● Exercise aim
Look through the listing below and give the number of lines that hold "annotation". Say nothing more.
::::
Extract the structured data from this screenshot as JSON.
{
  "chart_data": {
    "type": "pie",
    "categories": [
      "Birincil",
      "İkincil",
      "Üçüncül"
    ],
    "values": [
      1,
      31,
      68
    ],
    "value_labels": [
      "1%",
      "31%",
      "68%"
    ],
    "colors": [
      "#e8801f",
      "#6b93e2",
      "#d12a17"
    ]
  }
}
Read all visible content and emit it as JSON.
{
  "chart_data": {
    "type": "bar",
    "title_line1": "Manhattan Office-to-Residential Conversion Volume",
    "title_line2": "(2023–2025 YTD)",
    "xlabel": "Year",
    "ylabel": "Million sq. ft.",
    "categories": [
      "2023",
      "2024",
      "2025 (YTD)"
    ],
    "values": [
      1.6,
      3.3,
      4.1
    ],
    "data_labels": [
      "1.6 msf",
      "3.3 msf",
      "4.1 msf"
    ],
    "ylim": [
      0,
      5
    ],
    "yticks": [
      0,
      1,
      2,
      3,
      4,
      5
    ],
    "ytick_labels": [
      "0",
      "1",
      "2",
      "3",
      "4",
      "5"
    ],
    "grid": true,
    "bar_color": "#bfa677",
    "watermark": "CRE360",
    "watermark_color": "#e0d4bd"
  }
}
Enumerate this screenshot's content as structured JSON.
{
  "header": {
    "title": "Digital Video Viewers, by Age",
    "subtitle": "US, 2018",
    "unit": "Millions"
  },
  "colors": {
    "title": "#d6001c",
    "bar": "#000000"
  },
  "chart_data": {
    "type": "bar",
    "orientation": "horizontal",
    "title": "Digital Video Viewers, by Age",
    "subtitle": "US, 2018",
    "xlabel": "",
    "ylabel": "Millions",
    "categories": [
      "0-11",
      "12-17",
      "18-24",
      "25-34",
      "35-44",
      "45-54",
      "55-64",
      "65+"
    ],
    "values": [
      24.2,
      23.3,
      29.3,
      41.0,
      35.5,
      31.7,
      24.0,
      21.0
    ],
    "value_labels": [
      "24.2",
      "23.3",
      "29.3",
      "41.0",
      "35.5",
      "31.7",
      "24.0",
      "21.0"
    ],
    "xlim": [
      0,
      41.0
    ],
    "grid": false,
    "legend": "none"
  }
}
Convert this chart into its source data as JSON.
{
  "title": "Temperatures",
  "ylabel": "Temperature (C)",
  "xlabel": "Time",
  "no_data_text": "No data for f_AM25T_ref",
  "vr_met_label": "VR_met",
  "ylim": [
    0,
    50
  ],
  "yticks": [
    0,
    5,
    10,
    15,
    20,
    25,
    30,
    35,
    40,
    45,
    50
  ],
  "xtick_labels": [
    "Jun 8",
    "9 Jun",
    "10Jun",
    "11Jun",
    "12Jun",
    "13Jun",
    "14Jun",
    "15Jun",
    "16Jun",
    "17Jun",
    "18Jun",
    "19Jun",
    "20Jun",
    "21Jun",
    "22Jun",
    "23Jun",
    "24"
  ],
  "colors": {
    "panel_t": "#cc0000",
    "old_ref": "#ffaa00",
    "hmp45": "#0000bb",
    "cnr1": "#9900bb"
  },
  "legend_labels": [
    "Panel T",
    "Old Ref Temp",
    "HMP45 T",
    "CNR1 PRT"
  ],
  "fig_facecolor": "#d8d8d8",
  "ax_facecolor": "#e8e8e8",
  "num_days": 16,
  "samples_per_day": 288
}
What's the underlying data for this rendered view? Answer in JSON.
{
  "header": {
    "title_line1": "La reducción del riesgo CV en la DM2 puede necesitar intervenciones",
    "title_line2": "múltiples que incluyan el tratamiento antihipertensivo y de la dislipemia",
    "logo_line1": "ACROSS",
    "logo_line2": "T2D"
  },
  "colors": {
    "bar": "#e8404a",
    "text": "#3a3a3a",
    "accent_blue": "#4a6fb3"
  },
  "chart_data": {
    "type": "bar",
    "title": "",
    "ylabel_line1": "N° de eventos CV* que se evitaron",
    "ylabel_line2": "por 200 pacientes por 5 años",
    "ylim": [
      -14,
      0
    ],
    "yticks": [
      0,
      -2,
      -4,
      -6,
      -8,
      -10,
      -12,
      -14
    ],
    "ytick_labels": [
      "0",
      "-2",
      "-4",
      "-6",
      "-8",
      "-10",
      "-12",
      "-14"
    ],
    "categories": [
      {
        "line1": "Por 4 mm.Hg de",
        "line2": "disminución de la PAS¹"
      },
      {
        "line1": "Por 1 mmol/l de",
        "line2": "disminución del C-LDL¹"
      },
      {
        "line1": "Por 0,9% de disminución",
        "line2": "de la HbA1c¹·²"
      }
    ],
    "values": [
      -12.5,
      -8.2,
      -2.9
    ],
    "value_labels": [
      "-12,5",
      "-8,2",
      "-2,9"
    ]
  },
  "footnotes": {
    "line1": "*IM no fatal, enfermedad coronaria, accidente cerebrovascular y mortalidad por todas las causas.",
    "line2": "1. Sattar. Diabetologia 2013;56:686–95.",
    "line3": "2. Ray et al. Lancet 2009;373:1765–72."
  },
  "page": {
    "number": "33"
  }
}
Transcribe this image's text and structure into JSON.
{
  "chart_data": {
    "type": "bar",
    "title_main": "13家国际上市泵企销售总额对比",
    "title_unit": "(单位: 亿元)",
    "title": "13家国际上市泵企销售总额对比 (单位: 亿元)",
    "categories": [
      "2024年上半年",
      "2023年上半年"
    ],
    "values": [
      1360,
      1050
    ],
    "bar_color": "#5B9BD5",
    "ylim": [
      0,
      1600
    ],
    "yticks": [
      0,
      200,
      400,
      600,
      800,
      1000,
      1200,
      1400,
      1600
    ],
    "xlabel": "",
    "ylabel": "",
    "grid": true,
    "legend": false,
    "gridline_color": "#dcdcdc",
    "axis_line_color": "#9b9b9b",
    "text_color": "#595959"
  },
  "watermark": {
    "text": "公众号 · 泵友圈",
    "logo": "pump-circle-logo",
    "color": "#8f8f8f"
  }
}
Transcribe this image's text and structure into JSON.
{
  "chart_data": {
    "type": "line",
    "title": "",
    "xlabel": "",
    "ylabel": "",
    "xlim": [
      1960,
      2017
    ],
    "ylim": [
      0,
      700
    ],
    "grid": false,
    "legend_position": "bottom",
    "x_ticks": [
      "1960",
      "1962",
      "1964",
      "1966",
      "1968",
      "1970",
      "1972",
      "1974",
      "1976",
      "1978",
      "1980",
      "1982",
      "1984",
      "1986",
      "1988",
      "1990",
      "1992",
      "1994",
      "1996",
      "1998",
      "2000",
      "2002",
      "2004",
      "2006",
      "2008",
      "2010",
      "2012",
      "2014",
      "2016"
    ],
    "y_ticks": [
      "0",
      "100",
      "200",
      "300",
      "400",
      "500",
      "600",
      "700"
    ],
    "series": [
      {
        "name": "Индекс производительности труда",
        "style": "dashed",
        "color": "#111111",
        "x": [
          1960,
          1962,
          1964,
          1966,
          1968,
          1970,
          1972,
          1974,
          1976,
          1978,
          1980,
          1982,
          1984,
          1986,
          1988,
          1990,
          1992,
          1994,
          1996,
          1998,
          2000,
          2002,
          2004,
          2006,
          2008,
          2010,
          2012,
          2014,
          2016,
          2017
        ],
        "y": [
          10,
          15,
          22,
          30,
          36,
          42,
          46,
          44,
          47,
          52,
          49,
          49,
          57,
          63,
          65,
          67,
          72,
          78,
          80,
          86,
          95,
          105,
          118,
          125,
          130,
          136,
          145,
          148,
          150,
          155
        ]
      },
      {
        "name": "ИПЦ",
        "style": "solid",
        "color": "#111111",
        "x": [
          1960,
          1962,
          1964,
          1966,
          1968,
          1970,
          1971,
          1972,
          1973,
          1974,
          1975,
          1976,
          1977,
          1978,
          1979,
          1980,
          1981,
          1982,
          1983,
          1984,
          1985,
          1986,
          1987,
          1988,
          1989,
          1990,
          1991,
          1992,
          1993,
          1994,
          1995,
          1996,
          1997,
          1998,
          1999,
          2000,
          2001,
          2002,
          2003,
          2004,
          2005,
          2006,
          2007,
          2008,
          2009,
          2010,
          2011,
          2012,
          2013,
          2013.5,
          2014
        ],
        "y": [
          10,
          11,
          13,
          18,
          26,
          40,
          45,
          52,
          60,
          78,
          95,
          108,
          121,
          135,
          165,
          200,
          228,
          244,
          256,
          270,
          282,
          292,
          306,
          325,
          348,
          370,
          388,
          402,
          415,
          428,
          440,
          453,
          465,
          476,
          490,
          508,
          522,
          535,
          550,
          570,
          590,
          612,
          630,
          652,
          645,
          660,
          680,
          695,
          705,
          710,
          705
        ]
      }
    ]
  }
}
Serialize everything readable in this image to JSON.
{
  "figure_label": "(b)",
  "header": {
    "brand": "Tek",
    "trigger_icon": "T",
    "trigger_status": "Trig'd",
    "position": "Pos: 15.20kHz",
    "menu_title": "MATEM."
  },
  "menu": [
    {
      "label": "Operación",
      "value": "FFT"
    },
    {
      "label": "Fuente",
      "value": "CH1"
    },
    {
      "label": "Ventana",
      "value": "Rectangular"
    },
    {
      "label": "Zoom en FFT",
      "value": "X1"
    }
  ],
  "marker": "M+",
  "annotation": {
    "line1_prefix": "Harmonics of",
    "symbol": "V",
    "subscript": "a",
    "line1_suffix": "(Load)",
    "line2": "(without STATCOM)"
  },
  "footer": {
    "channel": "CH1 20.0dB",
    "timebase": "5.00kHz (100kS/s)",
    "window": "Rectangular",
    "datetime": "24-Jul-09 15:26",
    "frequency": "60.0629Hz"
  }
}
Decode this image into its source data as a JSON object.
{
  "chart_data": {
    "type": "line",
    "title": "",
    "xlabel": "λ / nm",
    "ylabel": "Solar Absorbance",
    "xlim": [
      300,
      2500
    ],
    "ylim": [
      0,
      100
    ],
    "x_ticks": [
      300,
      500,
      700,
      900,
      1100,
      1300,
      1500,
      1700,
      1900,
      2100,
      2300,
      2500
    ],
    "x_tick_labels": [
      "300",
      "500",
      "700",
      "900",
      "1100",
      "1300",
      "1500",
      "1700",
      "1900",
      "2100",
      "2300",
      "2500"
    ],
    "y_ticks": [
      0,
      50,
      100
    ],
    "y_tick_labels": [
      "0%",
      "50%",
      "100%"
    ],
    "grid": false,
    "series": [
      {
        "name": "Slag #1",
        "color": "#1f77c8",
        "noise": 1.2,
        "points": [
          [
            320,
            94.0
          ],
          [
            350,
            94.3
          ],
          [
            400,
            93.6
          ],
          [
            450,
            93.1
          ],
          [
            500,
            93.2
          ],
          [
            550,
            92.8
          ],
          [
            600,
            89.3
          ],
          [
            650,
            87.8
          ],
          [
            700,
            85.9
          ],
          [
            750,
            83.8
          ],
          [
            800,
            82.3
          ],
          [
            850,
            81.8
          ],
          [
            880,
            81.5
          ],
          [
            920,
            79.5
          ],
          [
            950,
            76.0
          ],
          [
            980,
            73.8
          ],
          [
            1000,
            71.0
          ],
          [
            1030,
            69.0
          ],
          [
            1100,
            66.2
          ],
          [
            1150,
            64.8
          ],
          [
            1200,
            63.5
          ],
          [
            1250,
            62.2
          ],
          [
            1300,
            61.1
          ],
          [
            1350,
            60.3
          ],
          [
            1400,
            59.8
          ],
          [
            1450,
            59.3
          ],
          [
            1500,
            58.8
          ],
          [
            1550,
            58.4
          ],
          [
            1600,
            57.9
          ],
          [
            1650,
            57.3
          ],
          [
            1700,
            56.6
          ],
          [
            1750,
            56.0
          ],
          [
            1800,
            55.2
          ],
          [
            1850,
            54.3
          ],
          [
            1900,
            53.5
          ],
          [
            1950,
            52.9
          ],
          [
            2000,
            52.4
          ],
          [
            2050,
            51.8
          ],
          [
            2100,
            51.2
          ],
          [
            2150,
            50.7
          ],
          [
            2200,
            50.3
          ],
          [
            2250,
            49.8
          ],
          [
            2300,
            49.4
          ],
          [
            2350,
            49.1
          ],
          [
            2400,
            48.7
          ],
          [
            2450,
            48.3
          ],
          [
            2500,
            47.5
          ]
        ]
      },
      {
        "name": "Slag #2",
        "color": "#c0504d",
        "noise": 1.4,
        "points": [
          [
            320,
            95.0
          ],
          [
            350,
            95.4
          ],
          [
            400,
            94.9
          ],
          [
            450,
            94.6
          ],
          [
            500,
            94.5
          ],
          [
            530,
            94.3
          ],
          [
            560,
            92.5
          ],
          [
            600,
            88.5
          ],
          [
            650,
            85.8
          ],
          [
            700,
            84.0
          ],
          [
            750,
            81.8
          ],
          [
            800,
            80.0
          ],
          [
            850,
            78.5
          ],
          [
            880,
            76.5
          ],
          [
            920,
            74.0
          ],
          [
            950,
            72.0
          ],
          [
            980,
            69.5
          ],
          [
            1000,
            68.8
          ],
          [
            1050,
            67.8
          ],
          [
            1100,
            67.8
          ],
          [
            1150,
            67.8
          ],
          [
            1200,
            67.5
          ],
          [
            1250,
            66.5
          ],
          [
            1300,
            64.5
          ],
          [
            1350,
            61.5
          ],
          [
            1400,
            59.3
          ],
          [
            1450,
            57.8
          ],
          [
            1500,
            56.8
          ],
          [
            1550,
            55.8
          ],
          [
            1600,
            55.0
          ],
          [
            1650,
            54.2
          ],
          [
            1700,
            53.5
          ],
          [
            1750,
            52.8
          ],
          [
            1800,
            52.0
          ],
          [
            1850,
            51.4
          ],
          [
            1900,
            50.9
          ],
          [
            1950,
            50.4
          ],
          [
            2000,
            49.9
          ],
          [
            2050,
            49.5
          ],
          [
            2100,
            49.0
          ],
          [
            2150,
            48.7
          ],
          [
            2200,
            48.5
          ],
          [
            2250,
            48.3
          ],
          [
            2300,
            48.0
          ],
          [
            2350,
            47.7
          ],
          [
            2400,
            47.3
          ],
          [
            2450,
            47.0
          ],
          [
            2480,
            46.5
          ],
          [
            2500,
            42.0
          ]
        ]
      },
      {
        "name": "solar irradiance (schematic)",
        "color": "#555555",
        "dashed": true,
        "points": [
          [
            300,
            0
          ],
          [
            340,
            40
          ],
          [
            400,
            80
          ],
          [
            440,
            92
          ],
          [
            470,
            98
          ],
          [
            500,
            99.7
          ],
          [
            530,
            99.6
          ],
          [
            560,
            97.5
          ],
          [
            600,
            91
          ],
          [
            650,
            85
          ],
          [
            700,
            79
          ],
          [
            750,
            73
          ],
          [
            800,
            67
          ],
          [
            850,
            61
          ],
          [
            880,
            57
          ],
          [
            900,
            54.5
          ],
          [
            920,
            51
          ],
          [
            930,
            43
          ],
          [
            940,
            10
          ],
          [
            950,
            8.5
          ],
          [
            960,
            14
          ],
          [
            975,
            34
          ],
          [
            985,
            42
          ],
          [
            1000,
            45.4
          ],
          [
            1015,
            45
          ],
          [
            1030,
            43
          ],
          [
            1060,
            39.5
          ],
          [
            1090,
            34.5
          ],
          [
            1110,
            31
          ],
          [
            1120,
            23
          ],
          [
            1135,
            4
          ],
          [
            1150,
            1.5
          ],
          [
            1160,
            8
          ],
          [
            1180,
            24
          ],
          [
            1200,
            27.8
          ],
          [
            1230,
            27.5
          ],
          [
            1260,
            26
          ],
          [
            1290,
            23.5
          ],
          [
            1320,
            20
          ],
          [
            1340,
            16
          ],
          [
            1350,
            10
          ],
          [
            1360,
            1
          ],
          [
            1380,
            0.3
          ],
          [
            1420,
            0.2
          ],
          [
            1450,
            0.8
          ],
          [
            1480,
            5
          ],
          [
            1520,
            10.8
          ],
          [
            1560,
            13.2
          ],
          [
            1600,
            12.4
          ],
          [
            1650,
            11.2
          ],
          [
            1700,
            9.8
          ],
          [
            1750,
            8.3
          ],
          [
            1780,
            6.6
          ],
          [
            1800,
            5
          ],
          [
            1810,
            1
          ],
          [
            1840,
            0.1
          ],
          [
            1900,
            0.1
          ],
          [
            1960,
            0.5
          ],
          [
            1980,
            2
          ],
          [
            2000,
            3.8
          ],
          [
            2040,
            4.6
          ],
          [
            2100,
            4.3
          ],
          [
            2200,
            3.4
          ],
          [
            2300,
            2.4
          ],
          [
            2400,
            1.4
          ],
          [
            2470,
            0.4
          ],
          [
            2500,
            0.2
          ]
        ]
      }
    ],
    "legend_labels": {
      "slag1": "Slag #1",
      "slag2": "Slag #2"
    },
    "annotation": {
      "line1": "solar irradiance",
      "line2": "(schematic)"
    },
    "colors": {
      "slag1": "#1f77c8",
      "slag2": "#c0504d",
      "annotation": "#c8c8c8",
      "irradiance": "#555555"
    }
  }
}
::::
● Task result
3